Extracted data
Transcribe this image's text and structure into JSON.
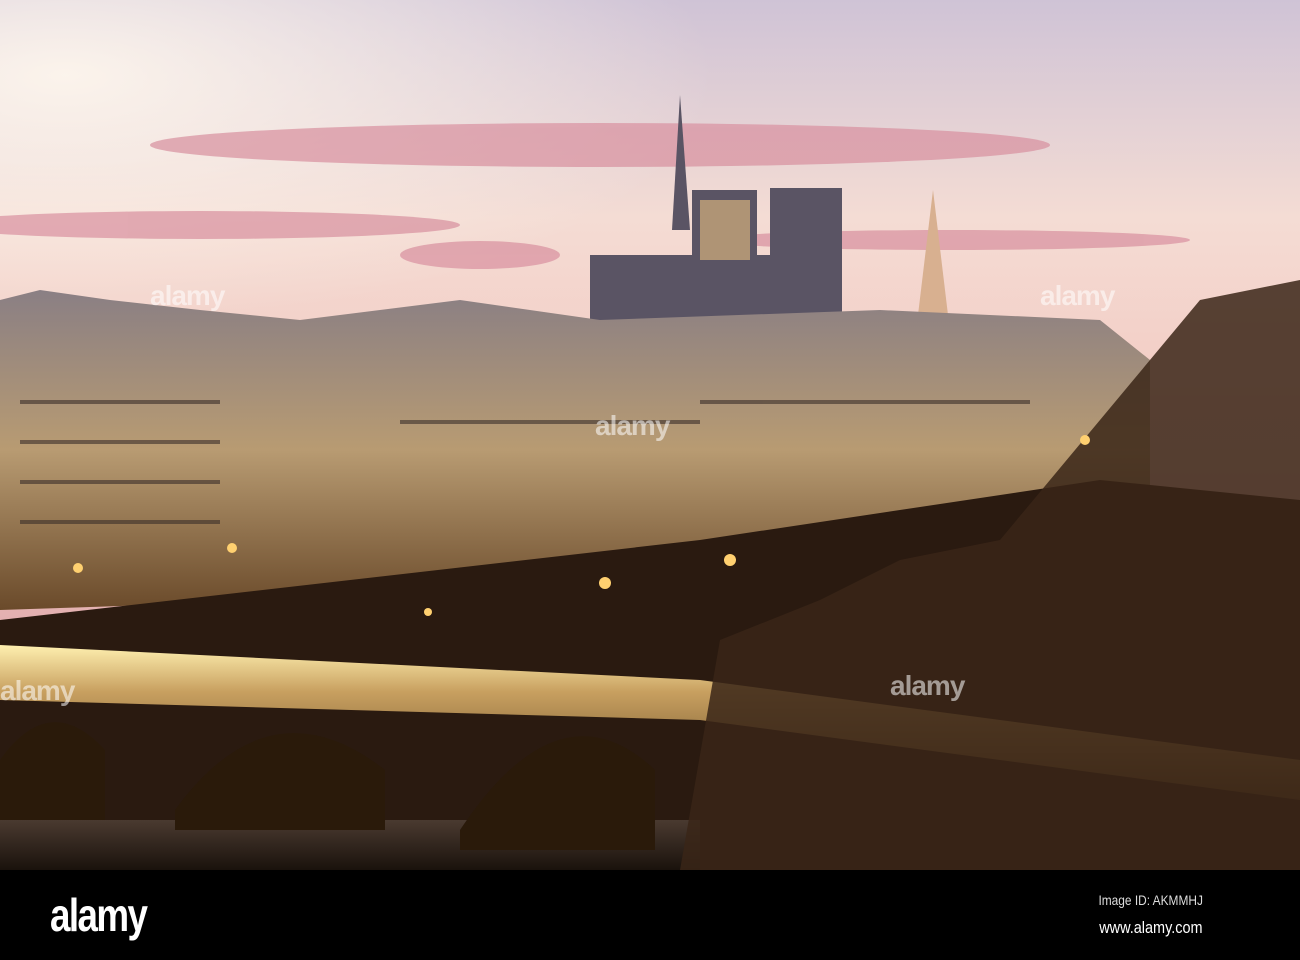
{
  "watermark": "alamy",
  "footer": {
    "logo": "alamy",
    "image_id": "Image ID: AKMMHJ",
    "website": "www.alamy.com"
  },
  "colors": {
    "sky_top": "#c9b8c8",
    "sky_glow": "#f6dcd0",
    "cloud_pink": "#d98e9e",
    "buildings": "#a08a6e",
    "lamp": "#ffc860",
    "footer_bg": "#000000"
  }
}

Given exercise
Transcribe the records above exactly as they appear, leaving out any pictures.

Expected answer
Transcribe this image's text and structure into JSON.
{
  "watermark": "alamy",
  "footer": {
    "logo": "alamy",
    "image_id": "Image ID: AKMMHJ",
    "website": "www.alamy.com"
  },
  "colors": {
    "sky_top": "#c9b8c8",
    "sky_glow": "#f6dcd0",
    "cloud_pink": "#d98e9e",
    "buildings": "#a08a6e",
    "lamp": "#ffc860",
    "footer_bg": "#000000"
  }
}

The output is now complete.